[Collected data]
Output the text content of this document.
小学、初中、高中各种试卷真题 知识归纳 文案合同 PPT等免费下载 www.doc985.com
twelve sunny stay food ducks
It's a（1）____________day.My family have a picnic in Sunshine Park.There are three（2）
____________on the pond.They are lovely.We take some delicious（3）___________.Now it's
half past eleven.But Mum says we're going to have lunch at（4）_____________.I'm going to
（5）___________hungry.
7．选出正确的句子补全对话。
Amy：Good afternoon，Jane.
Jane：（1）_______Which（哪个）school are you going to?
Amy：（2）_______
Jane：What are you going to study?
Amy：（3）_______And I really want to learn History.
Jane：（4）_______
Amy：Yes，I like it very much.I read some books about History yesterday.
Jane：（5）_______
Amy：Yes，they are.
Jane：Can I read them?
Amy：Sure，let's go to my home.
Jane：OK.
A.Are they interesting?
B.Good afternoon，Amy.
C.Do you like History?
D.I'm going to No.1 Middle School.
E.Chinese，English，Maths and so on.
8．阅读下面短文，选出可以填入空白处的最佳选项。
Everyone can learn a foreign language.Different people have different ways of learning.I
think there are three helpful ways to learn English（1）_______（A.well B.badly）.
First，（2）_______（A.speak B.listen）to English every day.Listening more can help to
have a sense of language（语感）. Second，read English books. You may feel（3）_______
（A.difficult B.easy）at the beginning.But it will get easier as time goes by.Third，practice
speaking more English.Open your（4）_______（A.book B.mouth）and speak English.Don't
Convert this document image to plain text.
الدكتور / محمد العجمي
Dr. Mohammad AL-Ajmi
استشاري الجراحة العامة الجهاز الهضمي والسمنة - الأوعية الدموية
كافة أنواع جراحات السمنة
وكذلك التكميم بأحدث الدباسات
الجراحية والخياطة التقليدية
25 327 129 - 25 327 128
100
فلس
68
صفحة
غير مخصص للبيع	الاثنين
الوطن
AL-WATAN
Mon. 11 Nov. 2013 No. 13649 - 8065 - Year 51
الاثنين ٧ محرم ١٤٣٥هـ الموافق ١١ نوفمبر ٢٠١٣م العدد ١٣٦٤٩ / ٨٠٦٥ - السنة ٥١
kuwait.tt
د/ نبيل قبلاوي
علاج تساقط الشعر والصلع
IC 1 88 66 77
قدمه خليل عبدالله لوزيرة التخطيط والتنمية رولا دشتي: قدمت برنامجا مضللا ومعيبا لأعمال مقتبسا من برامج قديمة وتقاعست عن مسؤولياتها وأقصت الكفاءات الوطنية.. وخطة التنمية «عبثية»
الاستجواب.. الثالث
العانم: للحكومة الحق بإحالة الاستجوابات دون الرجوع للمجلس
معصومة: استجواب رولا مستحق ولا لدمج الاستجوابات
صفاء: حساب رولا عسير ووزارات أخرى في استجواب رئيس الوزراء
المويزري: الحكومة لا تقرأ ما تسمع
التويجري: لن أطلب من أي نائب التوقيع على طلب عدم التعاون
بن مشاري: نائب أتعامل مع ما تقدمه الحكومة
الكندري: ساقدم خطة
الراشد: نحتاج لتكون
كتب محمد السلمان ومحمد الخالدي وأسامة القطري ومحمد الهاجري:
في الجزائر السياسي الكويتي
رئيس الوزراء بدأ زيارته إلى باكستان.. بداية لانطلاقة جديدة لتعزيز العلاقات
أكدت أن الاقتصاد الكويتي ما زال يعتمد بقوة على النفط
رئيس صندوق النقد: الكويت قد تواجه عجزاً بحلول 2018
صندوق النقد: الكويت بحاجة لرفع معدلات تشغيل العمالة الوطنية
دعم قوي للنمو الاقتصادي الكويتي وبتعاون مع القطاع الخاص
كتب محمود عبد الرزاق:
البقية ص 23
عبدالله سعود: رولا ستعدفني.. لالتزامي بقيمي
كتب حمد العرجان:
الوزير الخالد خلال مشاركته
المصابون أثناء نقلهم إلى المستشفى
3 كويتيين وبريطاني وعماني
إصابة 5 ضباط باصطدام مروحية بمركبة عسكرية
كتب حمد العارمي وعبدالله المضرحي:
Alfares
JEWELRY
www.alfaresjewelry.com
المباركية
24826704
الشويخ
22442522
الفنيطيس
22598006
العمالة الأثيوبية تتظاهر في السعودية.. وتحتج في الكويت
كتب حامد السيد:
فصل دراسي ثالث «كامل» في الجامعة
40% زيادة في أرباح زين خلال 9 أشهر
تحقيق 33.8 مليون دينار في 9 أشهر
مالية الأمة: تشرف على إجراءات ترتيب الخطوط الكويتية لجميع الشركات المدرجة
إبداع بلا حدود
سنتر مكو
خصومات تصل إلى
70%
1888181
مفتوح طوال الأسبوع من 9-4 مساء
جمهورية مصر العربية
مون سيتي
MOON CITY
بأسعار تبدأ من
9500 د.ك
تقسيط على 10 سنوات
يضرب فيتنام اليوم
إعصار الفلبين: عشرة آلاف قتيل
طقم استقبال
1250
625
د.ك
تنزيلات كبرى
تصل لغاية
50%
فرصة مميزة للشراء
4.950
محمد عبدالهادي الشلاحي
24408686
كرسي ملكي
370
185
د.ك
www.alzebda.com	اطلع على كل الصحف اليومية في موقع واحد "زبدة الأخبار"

...

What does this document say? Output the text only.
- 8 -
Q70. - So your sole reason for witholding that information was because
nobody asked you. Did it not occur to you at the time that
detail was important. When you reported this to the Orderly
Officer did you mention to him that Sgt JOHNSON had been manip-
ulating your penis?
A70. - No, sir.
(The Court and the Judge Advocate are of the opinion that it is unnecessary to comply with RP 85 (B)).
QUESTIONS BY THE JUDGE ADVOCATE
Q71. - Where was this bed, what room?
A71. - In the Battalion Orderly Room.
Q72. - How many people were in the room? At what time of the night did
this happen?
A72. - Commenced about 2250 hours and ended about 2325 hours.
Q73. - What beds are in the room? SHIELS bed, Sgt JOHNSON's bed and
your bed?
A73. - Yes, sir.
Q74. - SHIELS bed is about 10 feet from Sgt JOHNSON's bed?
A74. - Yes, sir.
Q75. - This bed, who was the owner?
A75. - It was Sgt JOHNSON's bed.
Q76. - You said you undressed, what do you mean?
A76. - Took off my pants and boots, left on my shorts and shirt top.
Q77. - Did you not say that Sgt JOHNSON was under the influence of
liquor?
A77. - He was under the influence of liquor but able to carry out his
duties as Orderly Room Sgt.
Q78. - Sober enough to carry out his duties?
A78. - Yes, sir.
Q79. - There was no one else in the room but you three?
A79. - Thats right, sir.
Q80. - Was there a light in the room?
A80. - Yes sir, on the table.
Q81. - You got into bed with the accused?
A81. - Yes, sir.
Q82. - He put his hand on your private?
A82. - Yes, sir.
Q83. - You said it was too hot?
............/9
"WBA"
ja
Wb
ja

...

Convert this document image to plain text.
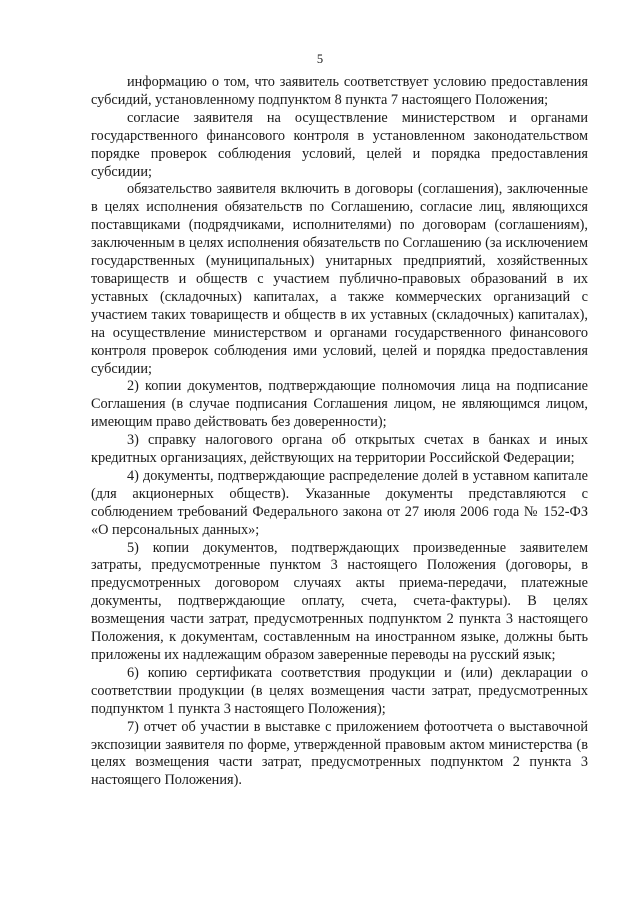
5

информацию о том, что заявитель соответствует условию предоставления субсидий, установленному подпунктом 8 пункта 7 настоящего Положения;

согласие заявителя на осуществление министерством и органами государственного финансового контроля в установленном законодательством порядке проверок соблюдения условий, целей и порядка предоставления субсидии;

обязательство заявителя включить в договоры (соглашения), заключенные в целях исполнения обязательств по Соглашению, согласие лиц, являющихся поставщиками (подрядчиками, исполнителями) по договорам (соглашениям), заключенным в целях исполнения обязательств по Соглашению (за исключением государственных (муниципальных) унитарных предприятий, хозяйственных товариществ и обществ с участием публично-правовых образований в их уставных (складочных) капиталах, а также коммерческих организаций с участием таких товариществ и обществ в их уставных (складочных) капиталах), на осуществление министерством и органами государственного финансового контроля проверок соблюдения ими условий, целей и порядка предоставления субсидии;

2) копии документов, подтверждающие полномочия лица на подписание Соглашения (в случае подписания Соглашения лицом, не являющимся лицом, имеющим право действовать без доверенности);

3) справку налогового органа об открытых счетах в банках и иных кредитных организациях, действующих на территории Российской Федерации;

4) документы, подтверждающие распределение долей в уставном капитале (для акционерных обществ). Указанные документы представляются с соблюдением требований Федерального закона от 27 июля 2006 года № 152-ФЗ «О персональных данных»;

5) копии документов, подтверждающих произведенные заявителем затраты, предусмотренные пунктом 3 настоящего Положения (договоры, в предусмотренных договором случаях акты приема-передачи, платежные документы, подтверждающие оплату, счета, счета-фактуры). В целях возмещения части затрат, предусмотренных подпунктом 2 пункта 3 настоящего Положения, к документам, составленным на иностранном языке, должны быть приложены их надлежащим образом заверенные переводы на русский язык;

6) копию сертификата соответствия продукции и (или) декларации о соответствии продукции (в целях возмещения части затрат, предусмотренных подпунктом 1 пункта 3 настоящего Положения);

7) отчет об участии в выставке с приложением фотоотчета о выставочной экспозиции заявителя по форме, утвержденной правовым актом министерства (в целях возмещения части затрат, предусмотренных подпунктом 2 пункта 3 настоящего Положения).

• **What the task requires**
Scan the records above for the string "условий", then select every line that holds it.

• **In response**
согласие заявителя на осуществление министерством и органами государственного финансового контроля в установленном законодательством порядке проверок соблюдения условий, целей и порядка предоставления субсидии;
обязательство заявителя включить в договоры (соглашения), заключенные в целях исполнения обязательств по Соглашению, согласие лиц, являющихся поставщиками (подрядчиками, исполнителями) по договорам (соглашениям), заключенным в целях исполнения обязательств по Соглашению (за исключением государственных (муниципальных) унитарных предприятий, хозяйственных товариществ и обществ с участием публично-правовых образований в их уставных (складочных) капиталах, а также коммерческих организаций с участием таких товариществ и обществ в их уставных (складочных) капиталах), на осуществление министерством и органами государственного финансового контроля проверок соблюдения ими условий, целей и порядка предоставления субсидии;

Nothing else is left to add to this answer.